(Written exercise): Images should be left out, and everything else in the listing reproduced exactly.

· · · · · · ·

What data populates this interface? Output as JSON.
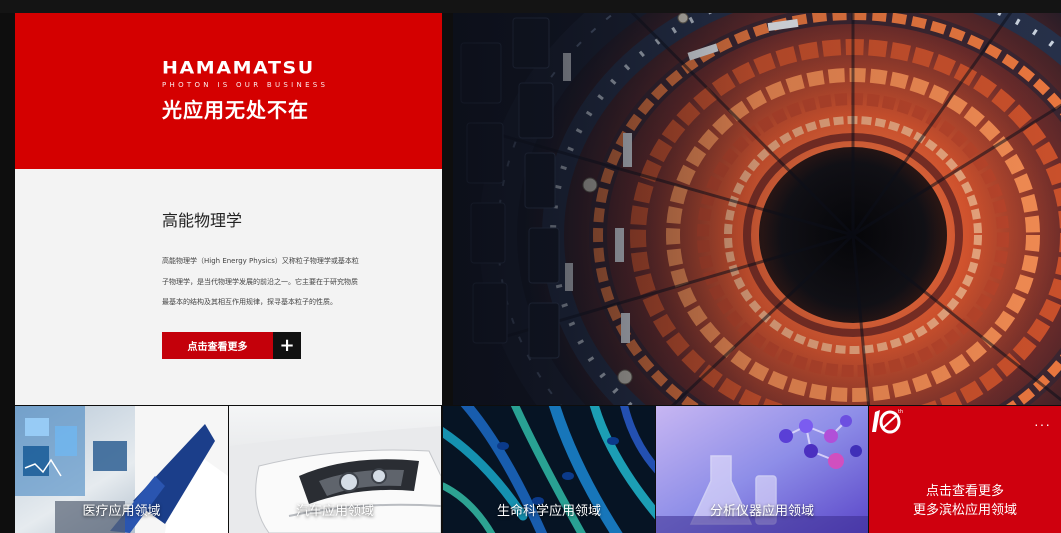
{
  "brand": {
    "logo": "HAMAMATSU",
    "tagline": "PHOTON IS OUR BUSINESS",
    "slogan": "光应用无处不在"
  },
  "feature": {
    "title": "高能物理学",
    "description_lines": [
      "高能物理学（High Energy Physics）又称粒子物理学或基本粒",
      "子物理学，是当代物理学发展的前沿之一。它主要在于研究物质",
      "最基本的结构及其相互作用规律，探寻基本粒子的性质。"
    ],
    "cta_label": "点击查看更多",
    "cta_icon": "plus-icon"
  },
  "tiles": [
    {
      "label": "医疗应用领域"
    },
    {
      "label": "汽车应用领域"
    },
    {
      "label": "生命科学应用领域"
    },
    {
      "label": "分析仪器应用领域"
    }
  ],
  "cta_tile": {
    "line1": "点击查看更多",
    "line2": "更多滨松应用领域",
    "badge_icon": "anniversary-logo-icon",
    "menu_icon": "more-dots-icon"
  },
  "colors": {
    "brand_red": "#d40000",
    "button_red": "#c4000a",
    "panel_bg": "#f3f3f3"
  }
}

· · · · · · ·

(Solution):
What data populates this interface? Output as JSON.
{
  "brand": {
    "logo": "HAMAMATSU",
    "tagline": "PHOTON IS OUR BUSINESS",
    "slogan": "光应用无处不在"
  },
  "feature": {
    "title": "高能物理学",
    "description_lines": [
      "高能物理学（High Energy Physics）又称粒子物理学或基本粒",
      "子物理学，是当代物理学发展的前沿之一。它主要在于研究物质",
      "最基本的结构及其相互作用规律，探寻基本粒子的性质。"
    ],
    "cta_label": "点击查看更多",
    "cta_icon": "plus-icon"
  },
  "tiles": [
    {
      "label": "医疗应用领域"
    },
    {
      "label": "汽车应用领域"
    },
    {
      "label": "生命科学应用领域"
    },
    {
      "label": "分析仪器应用领域"
    }
  ],
  "cta_tile": {
    "line1": "点击查看更多",
    "line2": "更多滨松应用领域",
    "badge_icon": "anniversary-logo-icon",
    "menu_icon": "more-dots-icon"
  },
  "colors": {
    "brand_red": "#d40000",
    "button_red": "#c4000a",
    "panel_bg": "#f3f3f3"
  }
}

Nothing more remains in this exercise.